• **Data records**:
____________
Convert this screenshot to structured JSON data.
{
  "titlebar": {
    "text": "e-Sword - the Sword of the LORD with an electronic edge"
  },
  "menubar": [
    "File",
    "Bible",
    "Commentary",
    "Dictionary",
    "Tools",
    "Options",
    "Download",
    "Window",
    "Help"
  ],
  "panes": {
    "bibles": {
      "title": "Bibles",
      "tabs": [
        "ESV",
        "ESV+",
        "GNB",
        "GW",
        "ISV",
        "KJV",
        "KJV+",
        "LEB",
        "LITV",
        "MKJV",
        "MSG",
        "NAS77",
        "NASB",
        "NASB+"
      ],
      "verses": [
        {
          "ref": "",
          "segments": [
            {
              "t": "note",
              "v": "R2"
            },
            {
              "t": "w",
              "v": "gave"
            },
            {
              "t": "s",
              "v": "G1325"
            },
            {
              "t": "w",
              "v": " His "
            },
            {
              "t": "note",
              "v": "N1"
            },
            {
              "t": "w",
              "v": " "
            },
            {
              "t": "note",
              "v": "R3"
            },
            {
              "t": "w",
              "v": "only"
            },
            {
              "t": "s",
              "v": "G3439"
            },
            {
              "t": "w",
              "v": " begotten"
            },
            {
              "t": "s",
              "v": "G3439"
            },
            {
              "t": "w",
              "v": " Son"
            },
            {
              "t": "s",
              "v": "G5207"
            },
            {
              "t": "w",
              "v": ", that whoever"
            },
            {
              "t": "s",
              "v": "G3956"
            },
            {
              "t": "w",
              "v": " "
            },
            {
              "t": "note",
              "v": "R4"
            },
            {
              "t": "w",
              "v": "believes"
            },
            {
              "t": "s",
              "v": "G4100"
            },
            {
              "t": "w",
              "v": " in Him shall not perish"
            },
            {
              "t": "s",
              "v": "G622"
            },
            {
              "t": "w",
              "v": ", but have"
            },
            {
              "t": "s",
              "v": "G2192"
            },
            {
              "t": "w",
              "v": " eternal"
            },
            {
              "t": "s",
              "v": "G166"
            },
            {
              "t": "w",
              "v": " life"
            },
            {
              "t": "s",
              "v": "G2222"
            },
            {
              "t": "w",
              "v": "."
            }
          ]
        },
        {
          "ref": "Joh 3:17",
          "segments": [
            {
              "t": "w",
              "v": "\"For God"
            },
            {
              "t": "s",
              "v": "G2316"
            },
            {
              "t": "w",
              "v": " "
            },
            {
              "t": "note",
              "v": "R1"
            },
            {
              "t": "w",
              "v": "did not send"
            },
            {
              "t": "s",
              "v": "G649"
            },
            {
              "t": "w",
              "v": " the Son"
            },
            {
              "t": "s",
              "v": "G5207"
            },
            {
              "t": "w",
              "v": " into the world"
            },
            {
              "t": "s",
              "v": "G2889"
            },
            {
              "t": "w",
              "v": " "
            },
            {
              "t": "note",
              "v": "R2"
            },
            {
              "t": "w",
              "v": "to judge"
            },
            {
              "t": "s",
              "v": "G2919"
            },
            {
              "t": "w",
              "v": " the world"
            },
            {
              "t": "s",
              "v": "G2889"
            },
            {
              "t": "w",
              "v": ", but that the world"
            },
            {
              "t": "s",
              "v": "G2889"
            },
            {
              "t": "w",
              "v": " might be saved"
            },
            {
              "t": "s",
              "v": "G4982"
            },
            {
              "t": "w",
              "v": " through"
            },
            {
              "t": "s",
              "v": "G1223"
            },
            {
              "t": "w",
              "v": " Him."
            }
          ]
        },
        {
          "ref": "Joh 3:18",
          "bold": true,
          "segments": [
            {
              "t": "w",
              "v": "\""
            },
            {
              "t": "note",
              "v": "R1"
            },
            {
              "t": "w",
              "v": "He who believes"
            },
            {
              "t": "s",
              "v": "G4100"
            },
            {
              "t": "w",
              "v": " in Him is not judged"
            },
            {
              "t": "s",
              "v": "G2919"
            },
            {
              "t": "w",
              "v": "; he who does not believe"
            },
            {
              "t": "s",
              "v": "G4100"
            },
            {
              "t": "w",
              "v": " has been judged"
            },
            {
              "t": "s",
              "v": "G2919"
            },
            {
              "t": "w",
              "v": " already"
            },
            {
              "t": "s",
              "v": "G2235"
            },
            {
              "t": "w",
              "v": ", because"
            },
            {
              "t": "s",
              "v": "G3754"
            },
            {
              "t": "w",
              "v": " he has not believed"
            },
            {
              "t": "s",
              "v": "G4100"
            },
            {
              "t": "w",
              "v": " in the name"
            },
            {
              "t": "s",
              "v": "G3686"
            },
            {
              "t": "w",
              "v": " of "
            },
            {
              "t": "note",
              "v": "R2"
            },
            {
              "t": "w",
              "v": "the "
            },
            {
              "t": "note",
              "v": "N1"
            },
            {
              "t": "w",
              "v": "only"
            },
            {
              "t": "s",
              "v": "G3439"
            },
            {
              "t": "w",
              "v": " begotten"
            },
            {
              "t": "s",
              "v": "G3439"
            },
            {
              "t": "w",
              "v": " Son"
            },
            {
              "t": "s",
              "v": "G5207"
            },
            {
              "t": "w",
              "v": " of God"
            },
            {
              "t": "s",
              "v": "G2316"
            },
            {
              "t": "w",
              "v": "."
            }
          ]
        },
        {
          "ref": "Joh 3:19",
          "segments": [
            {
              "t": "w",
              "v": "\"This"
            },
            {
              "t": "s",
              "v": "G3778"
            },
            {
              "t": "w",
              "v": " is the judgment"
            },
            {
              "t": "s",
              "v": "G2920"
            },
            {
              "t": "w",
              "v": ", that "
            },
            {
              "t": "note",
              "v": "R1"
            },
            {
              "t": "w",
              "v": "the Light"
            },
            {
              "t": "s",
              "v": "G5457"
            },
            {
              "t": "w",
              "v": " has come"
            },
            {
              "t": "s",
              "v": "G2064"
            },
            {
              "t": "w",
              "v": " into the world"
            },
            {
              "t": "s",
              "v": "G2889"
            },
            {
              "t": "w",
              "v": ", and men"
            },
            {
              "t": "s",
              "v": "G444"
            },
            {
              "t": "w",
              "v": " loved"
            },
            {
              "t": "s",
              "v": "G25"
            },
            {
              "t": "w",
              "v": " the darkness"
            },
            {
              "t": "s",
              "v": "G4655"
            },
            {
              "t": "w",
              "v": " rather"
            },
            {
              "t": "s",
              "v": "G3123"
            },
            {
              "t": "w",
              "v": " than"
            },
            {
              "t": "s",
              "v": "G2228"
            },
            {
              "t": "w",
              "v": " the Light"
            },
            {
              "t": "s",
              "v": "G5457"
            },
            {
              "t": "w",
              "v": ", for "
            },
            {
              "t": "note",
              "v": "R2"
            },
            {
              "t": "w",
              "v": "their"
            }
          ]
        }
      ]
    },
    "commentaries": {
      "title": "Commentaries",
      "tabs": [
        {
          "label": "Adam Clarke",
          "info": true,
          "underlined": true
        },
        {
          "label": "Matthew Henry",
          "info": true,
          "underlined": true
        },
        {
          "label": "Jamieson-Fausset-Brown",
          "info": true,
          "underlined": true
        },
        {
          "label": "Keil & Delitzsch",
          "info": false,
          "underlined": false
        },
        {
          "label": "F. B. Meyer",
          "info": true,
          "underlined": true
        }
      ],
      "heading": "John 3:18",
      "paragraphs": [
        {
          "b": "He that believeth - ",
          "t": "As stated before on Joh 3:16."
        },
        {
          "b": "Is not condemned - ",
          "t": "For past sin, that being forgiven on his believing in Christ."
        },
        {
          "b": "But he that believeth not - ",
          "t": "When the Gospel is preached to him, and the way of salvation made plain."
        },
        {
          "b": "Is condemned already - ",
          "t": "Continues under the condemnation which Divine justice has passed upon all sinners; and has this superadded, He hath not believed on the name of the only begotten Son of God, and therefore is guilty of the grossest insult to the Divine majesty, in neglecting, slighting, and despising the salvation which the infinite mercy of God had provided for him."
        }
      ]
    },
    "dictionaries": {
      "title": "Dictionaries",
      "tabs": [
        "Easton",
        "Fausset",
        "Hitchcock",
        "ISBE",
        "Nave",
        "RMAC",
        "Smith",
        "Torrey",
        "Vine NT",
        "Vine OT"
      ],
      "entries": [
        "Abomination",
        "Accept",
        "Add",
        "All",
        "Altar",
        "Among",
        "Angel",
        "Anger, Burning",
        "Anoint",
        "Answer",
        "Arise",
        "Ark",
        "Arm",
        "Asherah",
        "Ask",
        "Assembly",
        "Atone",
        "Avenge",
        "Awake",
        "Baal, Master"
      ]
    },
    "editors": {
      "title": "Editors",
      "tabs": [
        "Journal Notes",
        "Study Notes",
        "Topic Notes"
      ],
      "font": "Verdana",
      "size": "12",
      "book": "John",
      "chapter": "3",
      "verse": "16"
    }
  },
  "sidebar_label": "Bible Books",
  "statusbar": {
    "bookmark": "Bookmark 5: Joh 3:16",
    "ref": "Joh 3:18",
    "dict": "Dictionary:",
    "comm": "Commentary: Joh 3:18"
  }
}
____________
• **Exercise instructions**: Reply with one number only, the count of lines above that hold the string "world".

• **Correct result**: 4